Problem to solve: Gather up the lines that contain "manusia".
___ Dataset rows ___
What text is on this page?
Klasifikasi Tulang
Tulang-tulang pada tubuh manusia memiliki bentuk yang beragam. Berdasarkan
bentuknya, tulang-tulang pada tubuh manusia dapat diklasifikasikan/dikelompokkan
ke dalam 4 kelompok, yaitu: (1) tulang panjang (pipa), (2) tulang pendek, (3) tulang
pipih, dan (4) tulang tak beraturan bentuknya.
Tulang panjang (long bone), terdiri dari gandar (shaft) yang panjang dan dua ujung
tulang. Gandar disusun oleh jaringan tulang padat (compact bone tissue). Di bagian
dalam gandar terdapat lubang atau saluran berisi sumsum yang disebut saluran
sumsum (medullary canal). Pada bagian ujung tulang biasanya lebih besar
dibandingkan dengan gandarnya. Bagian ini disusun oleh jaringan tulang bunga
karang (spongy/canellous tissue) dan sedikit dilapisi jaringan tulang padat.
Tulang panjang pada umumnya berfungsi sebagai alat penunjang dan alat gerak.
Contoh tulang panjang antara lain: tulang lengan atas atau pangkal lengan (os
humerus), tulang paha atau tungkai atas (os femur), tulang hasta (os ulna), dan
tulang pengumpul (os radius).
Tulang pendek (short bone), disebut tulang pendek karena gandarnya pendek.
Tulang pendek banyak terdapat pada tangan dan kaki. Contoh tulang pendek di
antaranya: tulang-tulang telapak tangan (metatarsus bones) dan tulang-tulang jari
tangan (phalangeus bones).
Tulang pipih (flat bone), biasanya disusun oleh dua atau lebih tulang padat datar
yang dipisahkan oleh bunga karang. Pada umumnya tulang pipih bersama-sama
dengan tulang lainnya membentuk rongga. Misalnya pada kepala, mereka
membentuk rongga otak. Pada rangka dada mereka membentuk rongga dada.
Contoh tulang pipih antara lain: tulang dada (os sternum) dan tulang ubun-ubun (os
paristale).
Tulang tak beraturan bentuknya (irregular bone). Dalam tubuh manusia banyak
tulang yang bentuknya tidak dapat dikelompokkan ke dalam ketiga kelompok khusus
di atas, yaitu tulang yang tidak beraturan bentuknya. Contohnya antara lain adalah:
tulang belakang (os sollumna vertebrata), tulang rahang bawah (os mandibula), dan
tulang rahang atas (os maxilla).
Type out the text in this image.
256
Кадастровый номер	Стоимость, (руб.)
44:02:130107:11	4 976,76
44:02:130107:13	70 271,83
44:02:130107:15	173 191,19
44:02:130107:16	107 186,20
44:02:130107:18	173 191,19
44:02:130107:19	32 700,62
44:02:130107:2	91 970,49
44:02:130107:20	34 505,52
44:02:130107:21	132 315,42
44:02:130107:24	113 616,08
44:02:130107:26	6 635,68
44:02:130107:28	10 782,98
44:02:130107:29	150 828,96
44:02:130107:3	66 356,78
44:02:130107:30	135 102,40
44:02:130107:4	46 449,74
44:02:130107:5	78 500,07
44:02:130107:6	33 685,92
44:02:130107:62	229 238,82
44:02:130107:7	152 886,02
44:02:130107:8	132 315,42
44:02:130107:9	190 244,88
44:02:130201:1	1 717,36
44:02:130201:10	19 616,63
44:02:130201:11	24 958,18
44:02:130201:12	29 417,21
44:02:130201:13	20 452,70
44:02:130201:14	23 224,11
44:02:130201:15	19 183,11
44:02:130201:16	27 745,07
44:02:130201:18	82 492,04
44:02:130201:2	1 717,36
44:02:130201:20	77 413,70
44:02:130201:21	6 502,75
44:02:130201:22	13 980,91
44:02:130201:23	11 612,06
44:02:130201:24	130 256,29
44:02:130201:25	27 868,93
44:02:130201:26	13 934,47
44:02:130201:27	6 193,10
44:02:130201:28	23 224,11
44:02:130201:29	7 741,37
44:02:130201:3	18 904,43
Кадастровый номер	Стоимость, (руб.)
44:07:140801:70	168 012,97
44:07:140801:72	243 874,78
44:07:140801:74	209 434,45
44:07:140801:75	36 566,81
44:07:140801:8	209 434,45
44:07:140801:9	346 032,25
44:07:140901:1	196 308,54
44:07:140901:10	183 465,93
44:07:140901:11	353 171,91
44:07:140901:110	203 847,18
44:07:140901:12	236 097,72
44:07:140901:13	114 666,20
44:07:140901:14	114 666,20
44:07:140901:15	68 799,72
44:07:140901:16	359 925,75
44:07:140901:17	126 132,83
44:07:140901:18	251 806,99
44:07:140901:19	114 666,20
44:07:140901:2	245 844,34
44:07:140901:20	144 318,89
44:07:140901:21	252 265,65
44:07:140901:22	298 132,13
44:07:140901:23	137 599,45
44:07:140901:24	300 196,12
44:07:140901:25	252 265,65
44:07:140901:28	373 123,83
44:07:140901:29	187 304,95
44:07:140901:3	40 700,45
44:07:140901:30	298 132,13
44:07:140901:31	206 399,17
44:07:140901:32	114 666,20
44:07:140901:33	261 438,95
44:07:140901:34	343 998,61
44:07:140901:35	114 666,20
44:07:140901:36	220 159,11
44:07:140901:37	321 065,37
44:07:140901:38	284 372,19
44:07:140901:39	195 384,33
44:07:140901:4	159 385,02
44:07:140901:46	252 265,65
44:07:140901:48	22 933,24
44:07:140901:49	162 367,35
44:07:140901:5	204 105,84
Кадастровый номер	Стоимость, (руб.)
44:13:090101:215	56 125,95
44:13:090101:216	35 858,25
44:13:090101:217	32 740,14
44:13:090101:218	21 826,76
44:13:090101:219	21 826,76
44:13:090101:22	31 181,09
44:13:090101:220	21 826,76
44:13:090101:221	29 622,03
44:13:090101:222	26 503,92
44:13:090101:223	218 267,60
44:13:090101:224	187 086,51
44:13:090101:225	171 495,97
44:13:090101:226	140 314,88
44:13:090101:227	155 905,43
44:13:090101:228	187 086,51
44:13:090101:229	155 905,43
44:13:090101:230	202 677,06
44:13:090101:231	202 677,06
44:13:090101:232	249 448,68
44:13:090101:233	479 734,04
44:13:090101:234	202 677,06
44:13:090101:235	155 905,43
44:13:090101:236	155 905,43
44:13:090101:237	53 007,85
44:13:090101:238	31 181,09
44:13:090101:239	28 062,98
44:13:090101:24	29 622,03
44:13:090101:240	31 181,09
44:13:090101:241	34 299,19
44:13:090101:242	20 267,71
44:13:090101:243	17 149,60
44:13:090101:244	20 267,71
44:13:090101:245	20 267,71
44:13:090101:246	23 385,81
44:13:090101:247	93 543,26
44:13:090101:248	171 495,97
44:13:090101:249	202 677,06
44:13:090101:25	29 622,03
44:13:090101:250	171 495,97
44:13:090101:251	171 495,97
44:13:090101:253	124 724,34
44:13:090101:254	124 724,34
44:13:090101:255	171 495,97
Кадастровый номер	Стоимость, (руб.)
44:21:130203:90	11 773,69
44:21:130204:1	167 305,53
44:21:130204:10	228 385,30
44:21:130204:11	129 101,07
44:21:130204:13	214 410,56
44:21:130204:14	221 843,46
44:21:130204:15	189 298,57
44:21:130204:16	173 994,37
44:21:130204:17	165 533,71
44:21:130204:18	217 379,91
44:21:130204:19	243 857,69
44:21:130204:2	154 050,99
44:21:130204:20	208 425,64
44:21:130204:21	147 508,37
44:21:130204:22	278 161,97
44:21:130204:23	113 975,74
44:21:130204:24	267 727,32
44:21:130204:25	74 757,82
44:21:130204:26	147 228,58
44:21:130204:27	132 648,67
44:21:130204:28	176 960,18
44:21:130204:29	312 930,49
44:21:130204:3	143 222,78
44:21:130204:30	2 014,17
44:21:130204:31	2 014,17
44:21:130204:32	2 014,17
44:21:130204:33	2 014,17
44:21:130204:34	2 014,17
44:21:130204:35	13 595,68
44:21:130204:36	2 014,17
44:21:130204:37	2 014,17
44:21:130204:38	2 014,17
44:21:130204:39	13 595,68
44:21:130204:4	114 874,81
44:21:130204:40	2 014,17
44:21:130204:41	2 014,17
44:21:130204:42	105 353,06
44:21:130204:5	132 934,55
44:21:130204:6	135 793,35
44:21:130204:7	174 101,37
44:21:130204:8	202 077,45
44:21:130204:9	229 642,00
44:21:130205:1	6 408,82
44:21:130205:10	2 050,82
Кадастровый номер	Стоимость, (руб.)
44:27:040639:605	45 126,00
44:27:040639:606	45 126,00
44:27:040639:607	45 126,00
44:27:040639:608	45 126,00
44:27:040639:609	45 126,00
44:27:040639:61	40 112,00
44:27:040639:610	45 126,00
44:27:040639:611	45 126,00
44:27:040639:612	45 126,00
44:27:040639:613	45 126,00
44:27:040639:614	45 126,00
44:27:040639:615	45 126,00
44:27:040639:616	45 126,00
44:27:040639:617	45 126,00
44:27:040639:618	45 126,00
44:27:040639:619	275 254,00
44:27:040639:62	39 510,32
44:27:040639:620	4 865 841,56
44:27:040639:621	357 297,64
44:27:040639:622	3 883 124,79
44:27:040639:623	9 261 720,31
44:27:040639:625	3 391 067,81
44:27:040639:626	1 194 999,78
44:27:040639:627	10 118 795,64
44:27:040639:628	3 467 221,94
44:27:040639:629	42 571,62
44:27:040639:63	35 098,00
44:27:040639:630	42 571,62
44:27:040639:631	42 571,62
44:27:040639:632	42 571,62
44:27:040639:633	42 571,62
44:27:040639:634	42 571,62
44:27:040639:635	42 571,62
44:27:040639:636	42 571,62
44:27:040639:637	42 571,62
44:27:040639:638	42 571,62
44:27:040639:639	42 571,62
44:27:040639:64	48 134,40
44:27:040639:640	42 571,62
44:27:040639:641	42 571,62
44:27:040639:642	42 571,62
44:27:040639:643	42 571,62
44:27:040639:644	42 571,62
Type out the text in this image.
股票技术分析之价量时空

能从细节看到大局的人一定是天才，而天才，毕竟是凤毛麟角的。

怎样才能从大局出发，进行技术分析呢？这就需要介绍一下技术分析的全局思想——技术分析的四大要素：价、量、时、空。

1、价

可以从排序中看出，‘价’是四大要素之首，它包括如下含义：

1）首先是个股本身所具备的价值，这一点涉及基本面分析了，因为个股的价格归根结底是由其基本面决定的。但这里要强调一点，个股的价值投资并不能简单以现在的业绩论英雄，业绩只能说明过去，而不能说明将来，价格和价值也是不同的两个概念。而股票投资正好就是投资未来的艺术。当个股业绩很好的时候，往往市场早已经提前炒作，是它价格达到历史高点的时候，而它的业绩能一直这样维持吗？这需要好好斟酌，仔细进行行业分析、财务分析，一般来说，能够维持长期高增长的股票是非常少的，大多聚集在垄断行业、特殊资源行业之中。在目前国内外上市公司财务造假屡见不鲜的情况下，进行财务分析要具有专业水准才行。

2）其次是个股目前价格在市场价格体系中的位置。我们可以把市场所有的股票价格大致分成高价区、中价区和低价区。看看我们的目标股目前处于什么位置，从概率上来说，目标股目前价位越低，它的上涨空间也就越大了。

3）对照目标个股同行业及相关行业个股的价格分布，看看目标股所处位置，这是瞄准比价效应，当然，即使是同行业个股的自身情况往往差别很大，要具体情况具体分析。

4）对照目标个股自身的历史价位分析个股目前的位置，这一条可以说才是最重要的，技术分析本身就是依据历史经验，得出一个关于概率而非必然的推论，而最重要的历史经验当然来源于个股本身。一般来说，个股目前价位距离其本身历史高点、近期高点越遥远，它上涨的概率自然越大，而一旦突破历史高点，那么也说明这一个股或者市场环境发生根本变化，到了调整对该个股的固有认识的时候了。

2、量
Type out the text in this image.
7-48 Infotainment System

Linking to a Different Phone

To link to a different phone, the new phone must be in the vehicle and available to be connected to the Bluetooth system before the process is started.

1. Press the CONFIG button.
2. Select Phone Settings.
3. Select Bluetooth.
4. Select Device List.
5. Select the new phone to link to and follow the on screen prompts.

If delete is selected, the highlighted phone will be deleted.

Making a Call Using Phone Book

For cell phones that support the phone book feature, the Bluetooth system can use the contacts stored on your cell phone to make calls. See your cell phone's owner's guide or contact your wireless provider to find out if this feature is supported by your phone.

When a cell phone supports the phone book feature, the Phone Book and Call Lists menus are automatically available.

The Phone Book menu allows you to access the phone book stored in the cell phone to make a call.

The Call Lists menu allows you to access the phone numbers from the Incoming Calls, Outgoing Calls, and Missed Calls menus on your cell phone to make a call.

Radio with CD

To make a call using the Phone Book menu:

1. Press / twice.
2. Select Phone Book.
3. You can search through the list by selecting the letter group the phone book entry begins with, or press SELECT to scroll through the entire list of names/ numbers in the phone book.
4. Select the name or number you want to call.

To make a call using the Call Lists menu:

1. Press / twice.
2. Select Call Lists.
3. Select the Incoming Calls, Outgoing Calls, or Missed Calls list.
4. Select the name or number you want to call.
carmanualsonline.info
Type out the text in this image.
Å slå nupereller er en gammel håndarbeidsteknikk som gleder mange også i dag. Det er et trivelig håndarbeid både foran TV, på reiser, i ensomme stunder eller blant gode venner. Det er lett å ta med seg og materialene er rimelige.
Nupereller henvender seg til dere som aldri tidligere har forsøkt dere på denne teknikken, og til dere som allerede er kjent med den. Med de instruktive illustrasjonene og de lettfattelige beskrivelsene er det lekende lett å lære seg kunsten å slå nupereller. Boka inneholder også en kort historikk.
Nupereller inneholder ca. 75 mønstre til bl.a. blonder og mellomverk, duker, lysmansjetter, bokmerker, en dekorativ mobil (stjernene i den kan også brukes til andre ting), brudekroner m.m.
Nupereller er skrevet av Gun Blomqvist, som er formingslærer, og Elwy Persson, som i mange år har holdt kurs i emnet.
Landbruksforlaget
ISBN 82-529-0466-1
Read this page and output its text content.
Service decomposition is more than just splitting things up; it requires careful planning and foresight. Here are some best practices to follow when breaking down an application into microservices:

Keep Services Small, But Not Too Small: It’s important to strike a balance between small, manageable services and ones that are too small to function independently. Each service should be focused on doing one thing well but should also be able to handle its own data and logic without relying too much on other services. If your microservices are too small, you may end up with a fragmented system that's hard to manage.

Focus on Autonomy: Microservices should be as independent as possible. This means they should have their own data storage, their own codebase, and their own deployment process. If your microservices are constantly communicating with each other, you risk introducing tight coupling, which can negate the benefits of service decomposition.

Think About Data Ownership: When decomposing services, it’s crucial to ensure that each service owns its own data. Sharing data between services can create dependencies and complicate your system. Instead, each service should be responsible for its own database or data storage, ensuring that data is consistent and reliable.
___
Full output:
Tulang-tulang pada tubuh manusia memiliki bentuk yang beragam. Berdasarkan
bentuknya, tulang-tulang pada tubuh manusia dapat diklasifikasikan/dikelompokkan
Tulang tak beraturan bentuknya (irregular bone). Dalam tubuh manusia banyak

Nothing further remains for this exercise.